[Extracted entries]

++++

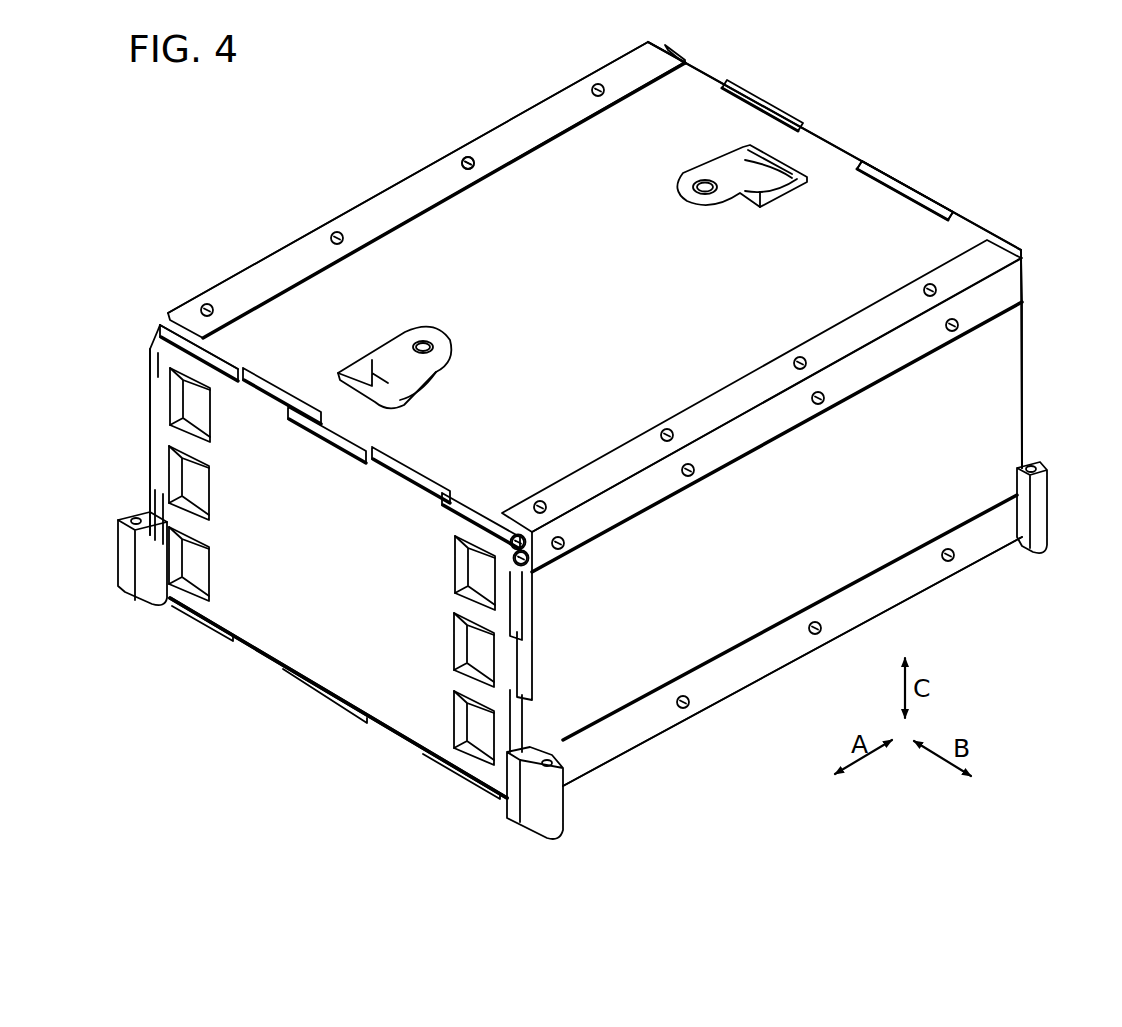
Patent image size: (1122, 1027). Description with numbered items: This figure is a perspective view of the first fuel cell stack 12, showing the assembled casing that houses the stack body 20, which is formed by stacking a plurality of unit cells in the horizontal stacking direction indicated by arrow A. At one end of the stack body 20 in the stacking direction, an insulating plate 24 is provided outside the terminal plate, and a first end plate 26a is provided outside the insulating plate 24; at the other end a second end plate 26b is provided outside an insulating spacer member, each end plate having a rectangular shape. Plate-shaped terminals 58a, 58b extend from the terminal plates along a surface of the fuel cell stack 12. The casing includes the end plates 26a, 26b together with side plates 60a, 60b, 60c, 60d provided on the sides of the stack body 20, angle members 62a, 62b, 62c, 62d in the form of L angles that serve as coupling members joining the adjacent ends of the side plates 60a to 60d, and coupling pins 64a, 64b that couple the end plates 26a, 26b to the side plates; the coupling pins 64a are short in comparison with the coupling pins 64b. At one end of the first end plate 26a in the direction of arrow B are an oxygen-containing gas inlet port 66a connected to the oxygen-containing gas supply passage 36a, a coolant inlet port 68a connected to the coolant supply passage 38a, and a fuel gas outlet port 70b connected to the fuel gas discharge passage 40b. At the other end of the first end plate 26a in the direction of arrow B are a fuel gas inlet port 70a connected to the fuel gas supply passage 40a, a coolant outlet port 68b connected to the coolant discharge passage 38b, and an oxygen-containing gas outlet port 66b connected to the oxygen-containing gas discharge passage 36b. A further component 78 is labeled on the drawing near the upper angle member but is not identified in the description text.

The first fuel cell stack 12 is at (545, 440).
The stack body 20 is at (580, 295).
The insulating plate 24 is at (426, 190).
The first end plate 26a is at (288, 620).
The second end plate 26b is at (947, 198).
The oxygen-containing gas supply passage 36a is at (187, 408).
The oxygen-containing gas discharge passage 36b is at (483, 727).
The coolant supply passage 38a is at (187, 483).
The coolant discharge passage 38b is at (483, 647).
The fuel gas supply passage 40a is at (490, 570).
The fuel gas discharge passage 40b is at (105, 547).
The plate-shaped terminal 58a is at (422, 337).
The plate-shaped terminal 58b is at (698, 177).
The side plate 60a is at (987, 401).
The side plate 60b is at (530, 288).
The side plate 60c is at (283, 285).
The side plate 60d is at (747, 657).
The angle member 62a is at (757, 390).
The angle member 62b is at (426, 190).
The angle member 62c is at (517, 130).
The angle member 62d is at (913, 578).
The coupling pin 64a is at (544, 561).
The coupling pin 64b is at (522, 535).
The oxygen-containing gas inlet port 66a is at (142, 405).
The oxygen-containing gas outlet port 66b is at (433, 721).
The coolant inlet port 68a is at (141, 483).
The coolant outlet port 68b is at (432, 650).
The fuel gas inlet port 70a is at (436, 573).
The fuel gas outlet port 70b is at (115, 547).
The screw 78 is at (468, 157).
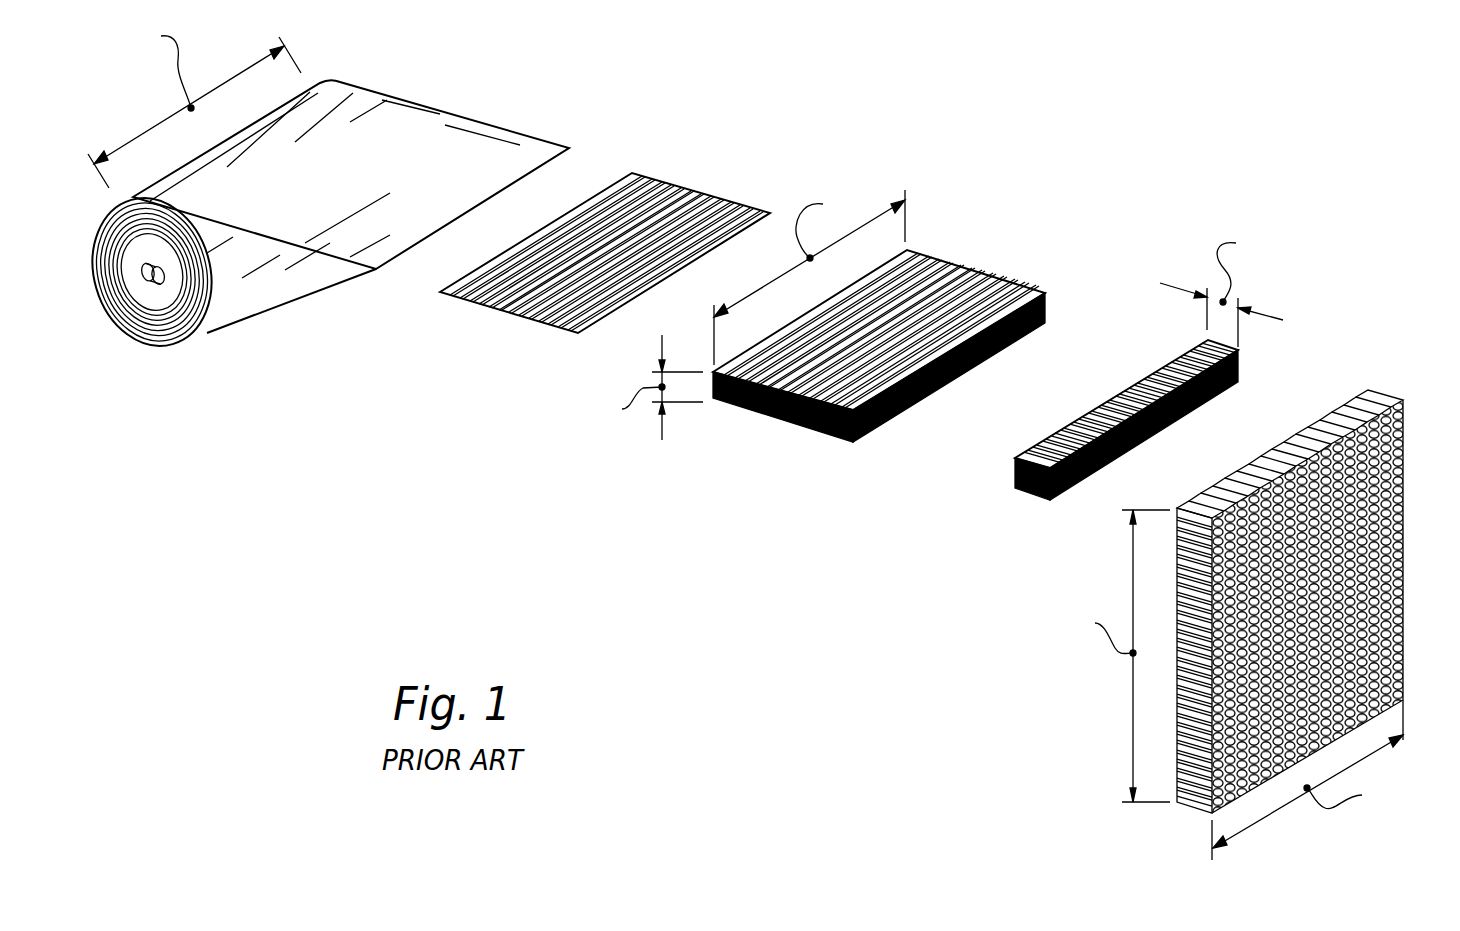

++++

[Instructions for the task] Would you copy the records word for word, without any of their pictures?

[Expected answer]
Patent image size: (1122, 1027). Description with numbered items: This figure is a perspective view of the first fuel cell stack 12, showing the assembled casing that houses the stack body 20, which is formed by stacking a plurality of unit cells in the horizontal stacking direction indicated by arrow A. At one end of the stack body 20 in the stacking direction, an insulating plate 24 is provided outside the terminal plate, and a first end plate 26a is provided outside the insulating plate 24; at the other end a second end plate 26b is provided outside an insulating spacer member, each end plate having a rectangular shape. Plate-shaped terminals 58a, 58b extend from the terminal plates along a surface of the fuel cell stack 12. The casing includes the end plates 26a, 26b together with side plates 60a, 60b, 60c, 60d provided on the sides of the stack body 20, angle members 62a, 62b, 62c, 62d in the form of L angles that serve as coupling members joining the adjacent ends of the side plates 60a to 60d, and coupling pins 64a, 64b that couple the end plates 26a, 26b to the side plates; the coupling pins 64a are short in comparison with the coupling pins 64b. At one end of the first end plate 26a in the direction of arrow B are an oxygen-containing gas inlet port 66a connected to the oxygen-containing gas supply passage 36a, a coolant inlet port 68a connected to the coolant supply passage 38a, and a fuel gas outlet port 70b connected to the fuel gas discharge passage 40b. At the other end of the first end plate 26a in the direction of arrow B are a fuel gas inlet port 70a connected to the fuel gas supply passage 40a, a coolant outlet port 68b connected to the coolant discharge passage 38b, and an oxygen-containing gas outlet port 66b connected to the oxygen-containing gas discharge passage 36b. A further component 78 is labeled on the drawing near the upper angle member but is not identified in the description text.

The first fuel cell stack 12 is at (545, 440).
The stack body 20 is at (580, 295).
The insulating plate 24 is at (426, 190).
The first end plate 26a is at (288, 620).
The second end plate 26b is at (947, 198).
The oxygen-containing gas supply passage 36a is at (187, 408).
The oxygen-containing gas discharge passage 36b is at (483, 727).
The coolant supply passage 38a is at (187, 483).
The coolant discharge passage 38b is at (483, 647).
The fuel gas supply passage 40a is at (490, 570).
The fuel gas discharge passage 40b is at (105, 547).
The plate-shaped terminal 58a is at (422, 337).
The plate-shaped terminal 58b is at (698, 177).
The side plate 60a is at (987, 401).
The side plate 60b is at (530, 288).
The side plate 60c is at (283, 285).
The side plate 60d is at (747, 657).
The angle member 62a is at (757, 390).
The angle member 62b is at (426, 190).
The angle member 62c is at (517, 130).
The angle member 62d is at (913, 578).
The coupling pin 64a is at (544, 561).
The coupling pin 64b is at (522, 535).
The oxygen-containing gas inlet port 66a is at (142, 405).
The oxygen-containing gas outlet port 66b is at (433, 721).
The coolant inlet port 68a is at (141, 483).
The coolant outlet port 68b is at (432, 650).
The fuel gas inlet port 70a is at (436, 573).
The fuel gas outlet port 70b is at (115, 547).
The screw 78 is at (468, 157).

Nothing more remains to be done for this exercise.